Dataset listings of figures
■ ■ ■

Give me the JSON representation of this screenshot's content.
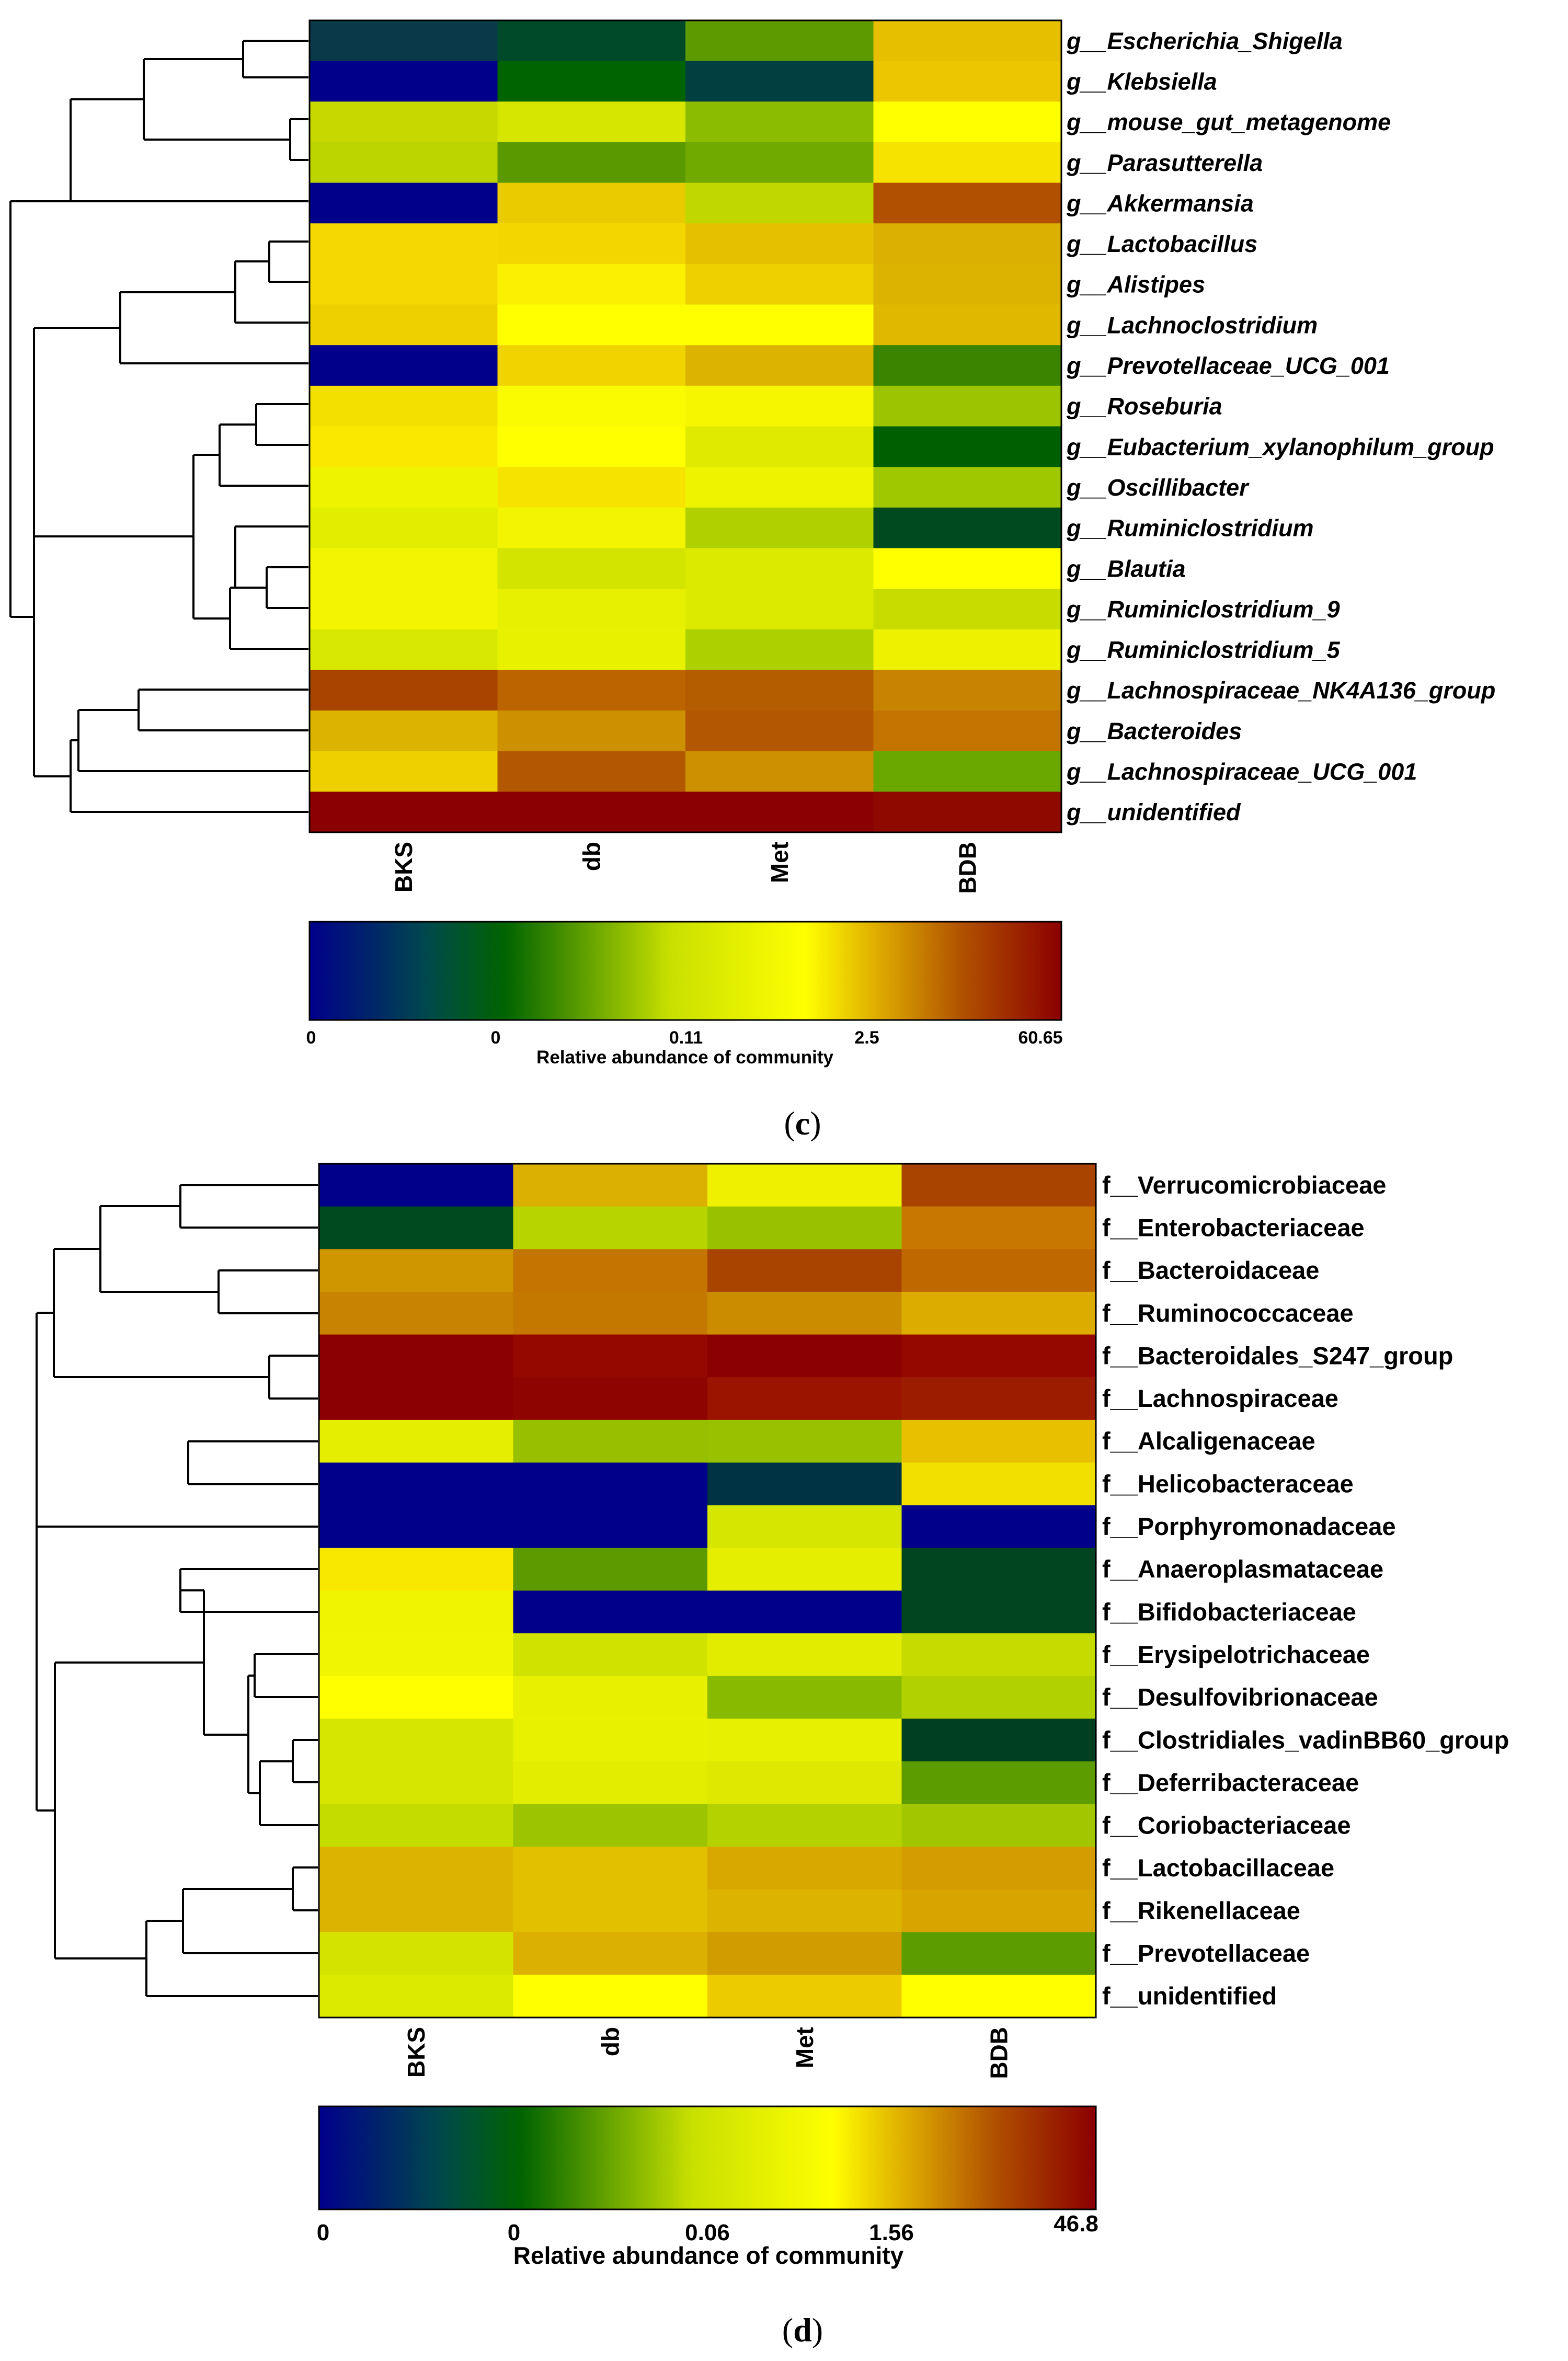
{
  "chart_data": [
    {
      "type": "heatmap",
      "panel_label": "c",
      "columns": [
        "BKS",
        "db",
        "Met",
        "BDB"
      ],
      "rows": [
        "g__Escherichia_Shigella",
        "g__Klebsiella",
        "g__mouse_gut_metagenome",
        "g__Parasutterella",
        "g__Akkermansia",
        "g__Lactobacillus",
        "g__Alistipes",
        "g__Lachnoclostridium",
        "g__Prevotellaceae_UCG_001",
        "g__Roseburia",
        "g__Eubacterium_xylanophilum_group",
        "g__Oscillibacter",
        "g__Ruminiclostridium",
        "g__Blautia",
        "g__Ruminiclostridium_9",
        "g__Ruminiclostridium_5",
        "g__Lachnospiraceae_NK4A136_group",
        "g__Bacteroides",
        "g__Lachnospiraceae_UCG_001",
        "g__unidentified"
      ],
      "cell_colors": [
        [
          "#0a3a4a",
          "#004a2a",
          "#5c9a00",
          "#e6bf00"
        ],
        [
          "#00008b",
          "#006400",
          "#004040",
          "#ecc600"
        ],
        [
          "#c6d800",
          "#d6e600",
          "#8cbc00",
          "#ffff00"
        ],
        [
          "#bcd400",
          "#5a9a00",
          "#70aa00",
          "#f6e400"
        ],
        [
          "#00008b",
          "#e8cc00",
          "#c0d800",
          "#b05000"
        ],
        [
          "#f4d800",
          "#f2d600",
          "#e4c000",
          "#dcb000"
        ],
        [
          "#f4d800",
          "#faf000",
          "#ecd000",
          "#dcb400"
        ],
        [
          "#ecd000",
          "#ffff00",
          "#ffff00",
          "#e0b800"
        ],
        [
          "#00008b",
          "#f0d400",
          "#dcb400",
          "#3a8400"
        ],
        [
          "#f4e000",
          "#fafa00",
          "#f6f600",
          "#9cc400"
        ],
        [
          "#fae800",
          "#ffff00",
          "#e0ea00",
          "#006000"
        ],
        [
          "#eef400",
          "#f6e400",
          "#eef400",
          "#a0c800"
        ],
        [
          "#e2ee00",
          "#f2f400",
          "#b0d000",
          "#004a20"
        ],
        [
          "#f2f400",
          "#d2e400",
          "#dcea00",
          "#ffff00"
        ],
        [
          "#f2f400",
          "#e6f000",
          "#dcea00",
          "#c8dc00"
        ],
        [
          "#d8e800",
          "#e8f200",
          "#acd000",
          "#eef200"
        ],
        [
          "#a84400",
          "#bc6400",
          "#b45c00",
          "#c88400"
        ],
        [
          "#dcb400",
          "#cc9000",
          "#b45800",
          "#c47400"
        ],
        [
          "#ecd000",
          "#b45800",
          "#cc9000",
          "#6aa800"
        ],
        [
          "#8b0000",
          "#8b0000",
          "#8b0000",
          "#8e0a00"
        ]
      ],
      "colorbar": {
        "ticks": [
          "0",
          "0",
          "0.11",
          "2.5",
          "60.65"
        ],
        "title": "Relative abundance of community",
        "colors": [
          "#00008b",
          "#004a4a",
          "#006400",
          "#c8e000",
          "#ffff00",
          "#e0b000",
          "#b05000",
          "#8b0000"
        ]
      }
    },
    {
      "type": "heatmap",
      "panel_label": "d",
      "columns": [
        "BKS",
        "db",
        "Met",
        "BDB"
      ],
      "rows": [
        "f__Verrucomicrobiaceae",
        "f__Enterobacteriaceae",
        "f__Bacteroidaceae",
        "f__Ruminococcaceae",
        "f__Bacteroidales_S247_group",
        "f__Lachnospiraceae",
        "f__Alcaligenaceae",
        "f__Helicobacteraceae",
        "f__Porphyromonadaceae",
        "f__Anaeroplasmataceae",
        "f__Bifidobacteriaceae",
        "f__Erysipelotrichaceae",
        "f__Desulfovibrionaceae",
        "f__Clostridiales_vadinBB60_group",
        "f__Deferribacteraceae",
        "f__Coriobacteriaceae",
        "f__Lactobacillaceae",
        "f__Rikenellaceae",
        "f__Prevotellaceae",
        "f__unidentified"
      ],
      "cell_colors": [
        [
          "#00008b",
          "#dcb000",
          "#eef000",
          "#a84400"
        ],
        [
          "#004a20",
          "#b8d400",
          "#98c200",
          "#c87800"
        ],
        [
          "#d09600",
          "#c47400",
          "#a84400",
          "#c06800"
        ],
        [
          "#c88400",
          "#c47800",
          "#cc8c00",
          "#dcac00"
        ],
        [
          "#8b0000",
          "#940800",
          "#8b0000",
          "#940800"
        ],
        [
          "#8b0000",
          "#8e0400",
          "#9a1400",
          "#9c1c00"
        ],
        [
          "#e6ee00",
          "#96c000",
          "#98c200",
          "#e8c000"
        ],
        [
          "#00008b",
          "#00008b",
          "#003444",
          "#f2e000"
        ],
        [
          "#00008b",
          "#00008b",
          "#d6e600",
          "#00008b"
        ],
        [
          "#f8e800",
          "#5c9a00",
          "#e6ee00",
          "#004420"
        ],
        [
          "#f0f400",
          "#00008b",
          "#00008b",
          "#004420"
        ],
        [
          "#f0f600",
          "#d0e200",
          "#e2ec00",
          "#c6dc00"
        ],
        [
          "#ffff00",
          "#e8f000",
          "#88ba00",
          "#b2d200"
        ],
        [
          "#d6e600",
          "#e8f200",
          "#e6f000",
          "#004020"
        ],
        [
          "#d6e600",
          "#e2ee00",
          "#dee800",
          "#5c9c00"
        ],
        [
          "#c4dc00",
          "#9cc400",
          "#b4d200",
          "#a2c600"
        ],
        [
          "#dcb400",
          "#e2c000",
          "#d8a800",
          "#d49c00"
        ],
        [
          "#dcb400",
          "#e2c000",
          "#dcb400",
          "#d8a400"
        ],
        [
          "#d4e400",
          "#dcb000",
          "#d09c00",
          "#5c9c00"
        ],
        [
          "#dcea00",
          "#ffff00",
          "#eccc00",
          "#ffff00"
        ]
      ],
      "colorbar": {
        "ticks": [
          "0",
          "0",
          "0.06",
          "1.56",
          "46.8"
        ],
        "title": "Relative abundance of community",
        "colors": [
          "#00008b",
          "#004a4a",
          "#006400",
          "#c8e000",
          "#ffff00",
          "#e0b000",
          "#b05000",
          "#8b0000"
        ]
      }
    }
  ]
}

■ ■ ■

Please, without any pictures, retype the records exactly as they appear.

§ Response to this task
Give me the JSON representation of this screenshot's content.
{
  "chart_data": [
    {
      "type": "heatmap",
      "panel_label": "c",
      "columns": [
        "BKS",
        "db",
        "Met",
        "BDB"
      ],
      "rows": [
        "g__Escherichia_Shigella",
        "g__Klebsiella",
        "g__mouse_gut_metagenome",
        "g__Parasutterella",
        "g__Akkermansia",
        "g__Lactobacillus",
        "g__Alistipes",
        "g__Lachnoclostridium",
        "g__Prevotellaceae_UCG_001",
        "g__Roseburia",
        "g__Eubacterium_xylanophilum_group",
        "g__Oscillibacter",
        "g__Ruminiclostridium",
        "g__Blautia",
        "g__Ruminiclostridium_9",
        "g__Ruminiclostridium_5",
        "g__Lachnospiraceae_NK4A136_group",
        "g__Bacteroides",
        "g__Lachnospiraceae_UCG_001",
        "g__unidentified"
      ],
      "cell_colors": [
        [
          "#0a3a4a",
          "#004a2a",
          "#5c9a00",
          "#e6bf00"
        ],
        [
          "#00008b",
          "#006400",
          "#004040",
          "#ecc600"
        ],
        [
          "#c6d800",
          "#d6e600",
          "#8cbc00",
          "#ffff00"
        ],
        [
          "#bcd400",
          "#5a9a00",
          "#70aa00",
          "#f6e400"
        ],
        [
          "#00008b",
          "#e8cc00",
          "#c0d800",
          "#b05000"
        ],
        [
          "#f4d800",
          "#f2d600",
          "#e4c000",
          "#dcb000"
        ],
        [
          "#f4d800",
          "#faf000",
          "#ecd000",
          "#dcb400"
        ],
        [
          "#ecd000",
          "#ffff00",
          "#ffff00",
          "#e0b800"
        ],
        [
          "#00008b",
          "#f0d400",
          "#dcb400",
          "#3a8400"
        ],
        [
          "#f4e000",
          "#fafa00",
          "#f6f600",
          "#9cc400"
        ],
        [
          "#fae800",
          "#ffff00",
          "#e0ea00",
          "#006000"
        ],
        [
          "#eef400",
          "#f6e400",
          "#eef400",
          "#a0c800"
        ],
        [
          "#e2ee00",
          "#f2f400",
          "#b0d000",
          "#004a20"
        ],
        [
          "#f2f400",
          "#d2e400",
          "#dcea00",
          "#ffff00"
        ],
        [
          "#f2f400",
          "#e6f000",
          "#dcea00",
          "#c8dc00"
        ],
        [
          "#d8e800",
          "#e8f200",
          "#acd000",
          "#eef200"
        ],
        [
          "#a84400",
          "#bc6400",
          "#b45c00",
          "#c88400"
        ],
        [
          "#dcb400",
          "#cc9000",
          "#b45800",
          "#c47400"
        ],
        [
          "#ecd000",
          "#b45800",
          "#cc9000",
          "#6aa800"
        ],
        [
          "#8b0000",
          "#8b0000",
          "#8b0000",
          "#8e0a00"
        ]
      ],
      "colorbar": {
        "ticks": [
          "0",
          "0",
          "0.11",
          "2.5",
          "60.65"
        ],
        "title": "Relative abundance of community",
        "colors": [
          "#00008b",
          "#004a4a",
          "#006400",
          "#c8e000",
          "#ffff00",
          "#e0b000",
          "#b05000",
          "#8b0000"
        ]
      }
    },
    {
      "type": "heatmap",
      "panel_label": "d",
      "columns": [
        "BKS",
        "db",
        "Met",
        "BDB"
      ],
      "rows": [
        "f__Verrucomicrobiaceae",
        "f__Enterobacteriaceae",
        "f__Bacteroidaceae",
        "f__Ruminococcaceae",
        "f__Bacteroidales_S247_group",
        "f__Lachnospiraceae",
        "f__Alcaligenaceae",
        "f__Helicobacteraceae",
        "f__Porphyromonadaceae",
        "f__Anaeroplasmataceae",
        "f__Bifidobacteriaceae",
        "f__Erysipelotrichaceae",
        "f__Desulfovibrionaceae",
        "f__Clostridiales_vadinBB60_group",
        "f__Deferribacteraceae",
        "f__Coriobacteriaceae",
        "f__Lactobacillaceae",
        "f__Rikenellaceae",
        "f__Prevotellaceae",
        "f__unidentified"
      ],
      "cell_colors": [
        [
          "#00008b",
          "#dcb000",
          "#eef000",
          "#a84400"
        ],
        [
          "#004a20",
          "#b8d400",
          "#98c200",
          "#c87800"
        ],
        [
          "#d09600",
          "#c47400",
          "#a84400",
          "#c06800"
        ],
        [
          "#c88400",
          "#c47800",
          "#cc8c00",
          "#dcac00"
        ],
        [
          "#8b0000",
          "#940800",
          "#8b0000",
          "#940800"
        ],
        [
          "#8b0000",
          "#8e0400",
          "#9a1400",
          "#9c1c00"
        ],
        [
          "#e6ee00",
          "#96c000",
          "#98c200",
          "#e8c000"
        ],
        [
          "#00008b",
          "#00008b",
          "#003444",
          "#f2e000"
        ],
        [
          "#00008b",
          "#00008b",
          "#d6e600",
          "#00008b"
        ],
        [
          "#f8e800",
          "#5c9a00",
          "#e6ee00",
          "#004420"
        ],
        [
          "#f0f400",
          "#00008b",
          "#00008b",
          "#004420"
        ],
        [
          "#f0f600",
          "#d0e200",
          "#e2ec00",
          "#c6dc00"
        ],
        [
          "#ffff00",
          "#e8f000",
          "#88ba00",
          "#b2d200"
        ],
        [
          "#d6e600",
          "#e8f200",
          "#e6f000",
          "#004020"
        ],
        [
          "#d6e600",
          "#e2ee00",
          "#dee800",
          "#5c9c00"
        ],
        [
          "#c4dc00",
          "#9cc400",
          "#b4d200",
          "#a2c600"
        ],
        [
          "#dcb400",
          "#e2c000",
          "#d8a800",
          "#d49c00"
        ],
        [
          "#dcb400",
          "#e2c000",
          "#dcb400",
          "#d8a400"
        ],
        [
          "#d4e400",
          "#dcb000",
          "#d09c00",
          "#5c9c00"
        ],
        [
          "#dcea00",
          "#ffff00",
          "#eccc00",
          "#ffff00"
        ]
      ],
      "colorbar": {
        "ticks": [
          "0",
          "0",
          "0.06",
          "1.56",
          "46.8"
        ],
        "title": "Relative abundance of community",
        "colors": [
          "#00008b",
          "#004a4a",
          "#006400",
          "#c8e000",
          "#ffff00",
          "#e0b000",
          "#b05000",
          "#8b0000"
        ]
      }
    }
  ]
}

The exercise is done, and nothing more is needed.